Dataset entries on figures:
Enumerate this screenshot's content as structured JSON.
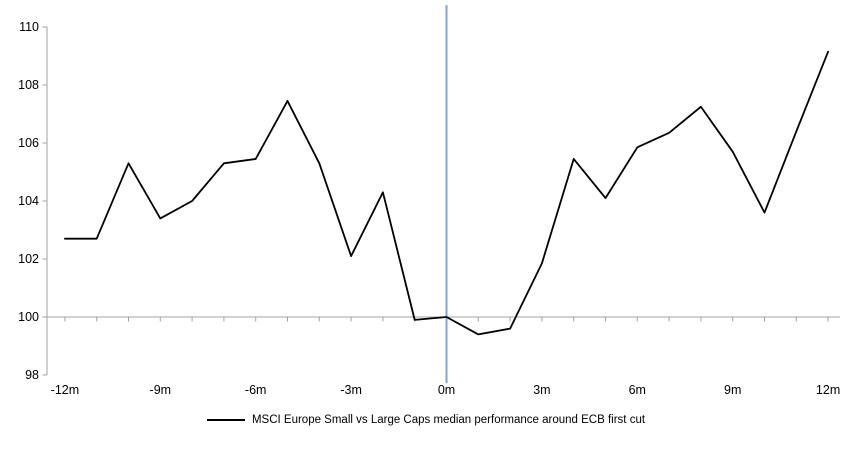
{
  "chart_data": {
    "type": "line",
    "title": "",
    "legend": "MSCI Europe Small vs Large Caps median performance around ECB first cut",
    "x": [
      -12,
      -11,
      -10,
      -9,
      -8,
      -7,
      -6,
      -5,
      -4,
      -3,
      -2,
      -1,
      0,
      1,
      2,
      3,
      4,
      5,
      6,
      7,
      8,
      9,
      10,
      11,
      12
    ],
    "values": [
      102.7,
      102.7,
      105.3,
      103.4,
      104.0,
      105.3,
      105.45,
      107.45,
      105.3,
      102.1,
      104.3,
      99.9,
      100.0,
      99.4,
      99.6,
      101.85,
      105.45,
      104.1,
      105.85,
      106.35,
      107.25,
      105.7,
      103.6,
      106.4,
      109.15
    ],
    "y_ticks": [
      98,
      100,
      102,
      104,
      106,
      108,
      110
    ],
    "ylim": [
      98,
      110
    ],
    "baseline_value": 100,
    "x_tick_labels": [
      "-12m",
      "-9m",
      "-6m",
      "-3m",
      "0m",
      "3m",
      "6m",
      "9m",
      "12m"
    ],
    "x_tick_months": [
      -12,
      -9,
      -6,
      -3,
      0,
      3,
      6,
      9,
      12
    ],
    "event_line_x": 0,
    "legend_position": "bottom-center",
    "grid": "baseline only",
    "colors": {
      "series_line": "#000000",
      "event_line": "#7DA7D0",
      "axis": "#A3A3A3",
      "text": "#000000"
    }
  }
}
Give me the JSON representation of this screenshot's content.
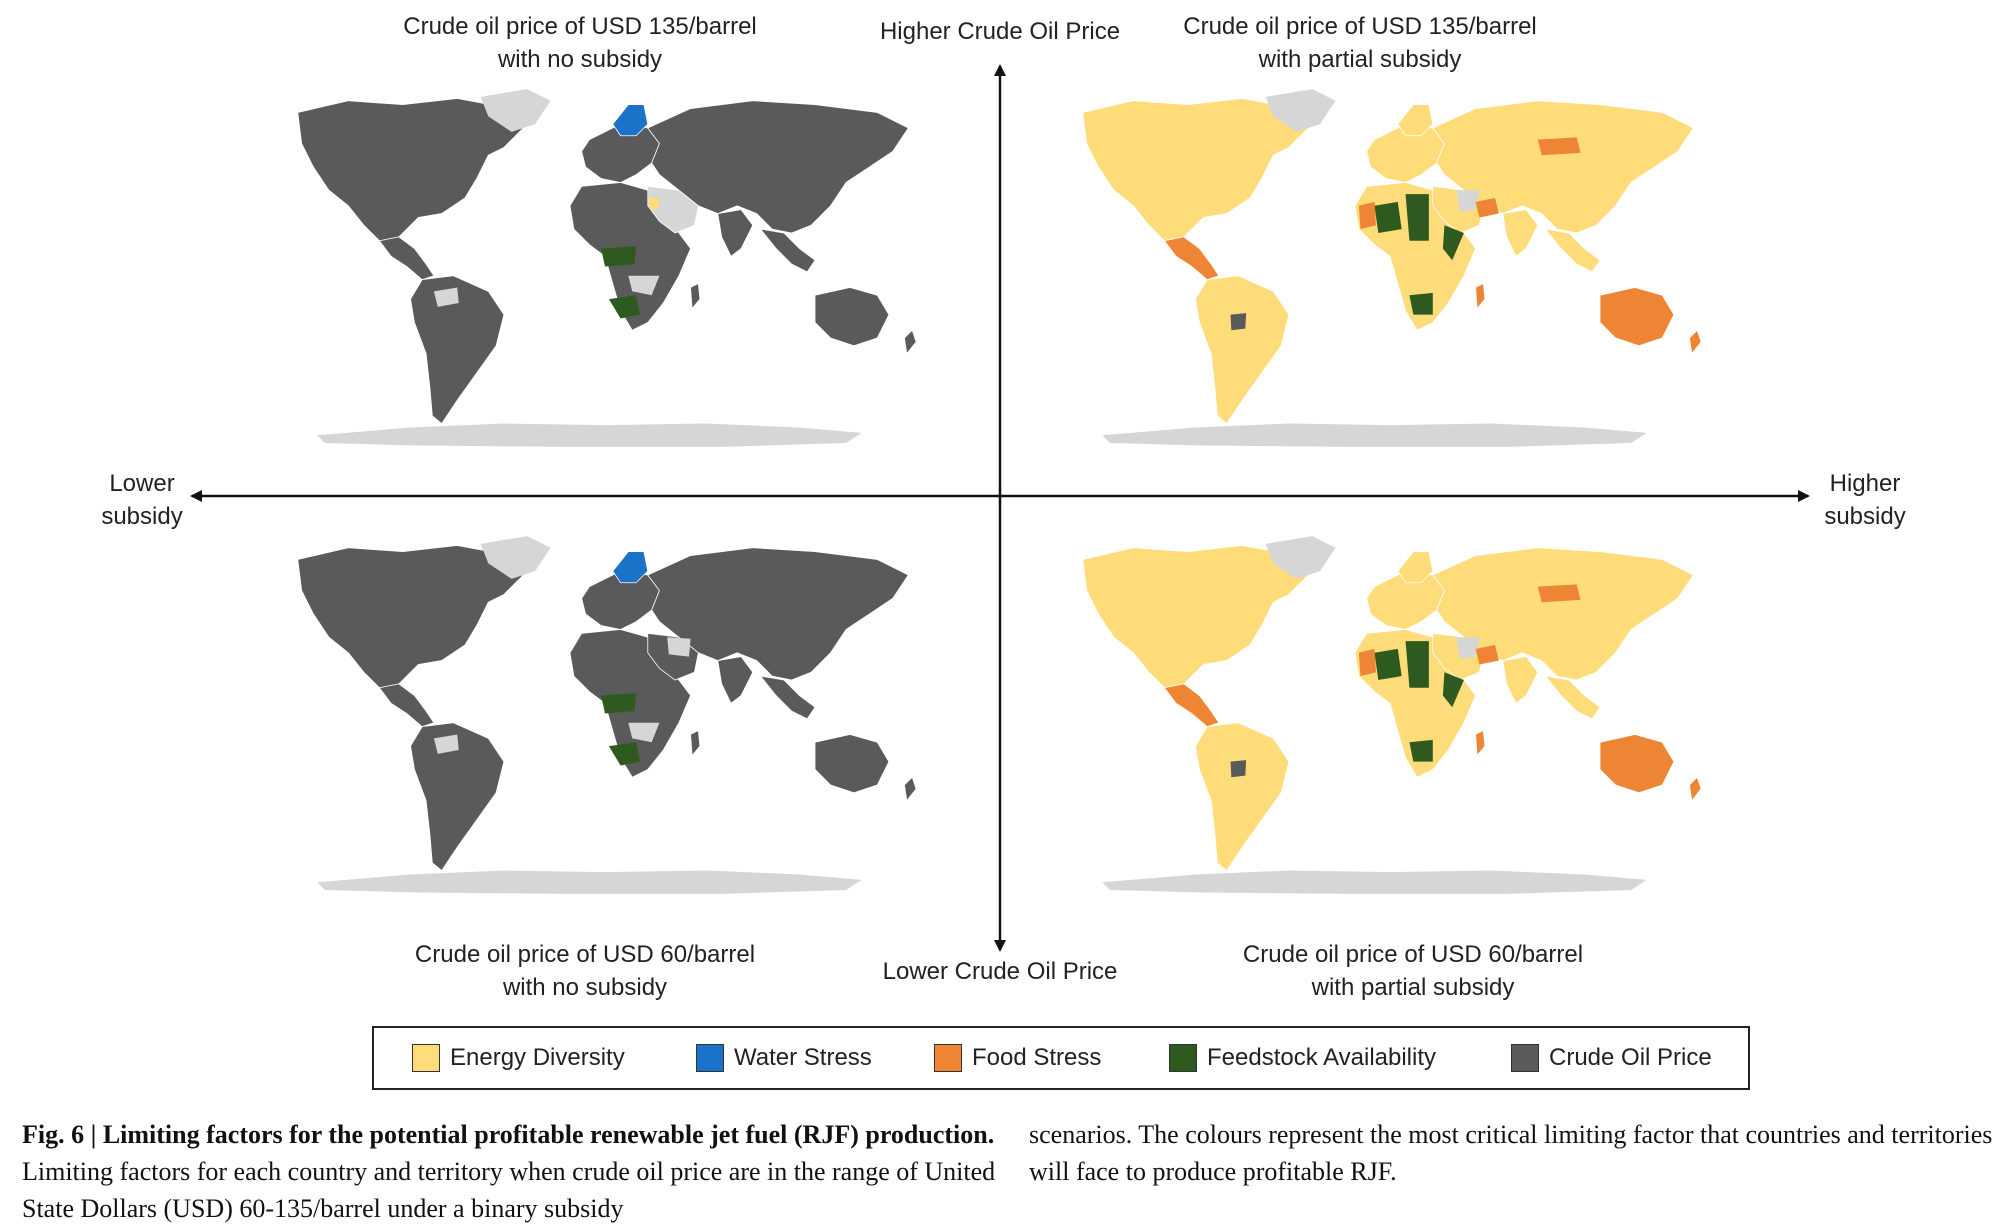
{
  "quadrants": {
    "top_left": {
      "line1": "Crude oil price of USD 135/barrel",
      "line2": "with no subsidy"
    },
    "top_right": {
      "line1": "Crude oil price of USD 135/barrel",
      "line2": "with partial subsidy"
    },
    "bottom_left": {
      "line1": "Crude oil price of USD 60/barrel",
      "line2": "with no subsidy"
    },
    "bottom_right": {
      "line1": "Crude oil price of USD 60/barrel",
      "line2": "with partial subsidy"
    }
  },
  "axes": {
    "top": "Higher Crude Oil Price",
    "bottom": "Lower Crude Oil Price",
    "left_line1": "Lower",
    "left_line2": "subsidy",
    "right_line1": "Higher",
    "right_line2": "subsidy"
  },
  "legend": [
    {
      "label": "Energy Diversity",
      "color": "#fedc7a"
    },
    {
      "label": "Water Stress",
      "color": "#1a73c8"
    },
    {
      "label": "Food Stress",
      "color": "#ee8534"
    },
    {
      "label": "Feedstock Availability",
      "color": "#2f5a1f"
    },
    {
      "label": "Crude Oil Price",
      "color": "#5a5a5a"
    }
  ],
  "colors": {
    "no_data": "#d6d6d6",
    "antarctica": "#d6d6d6"
  },
  "caption": {
    "fig_label": "Fig. 6 | Limiting factors for the potential profitable renewable jet fuel (RJF) production.",
    "col1_rest": " Limiting factors for each country and territory when crude oil price are in the range of United State Dollars (USD) 60-135/barrel under a binary subsidy",
    "col2": "scenarios. The colours represent the most critical limiting factor that countries and territories will face to produce profitable RJF."
  }
}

▶ _What is required_:
Filter the records above for lines containing the word "Higher", and copy those lines.

▶ _Result_:
    "top": "Higher Crude Oil Price",
    "right_line1": "Higher",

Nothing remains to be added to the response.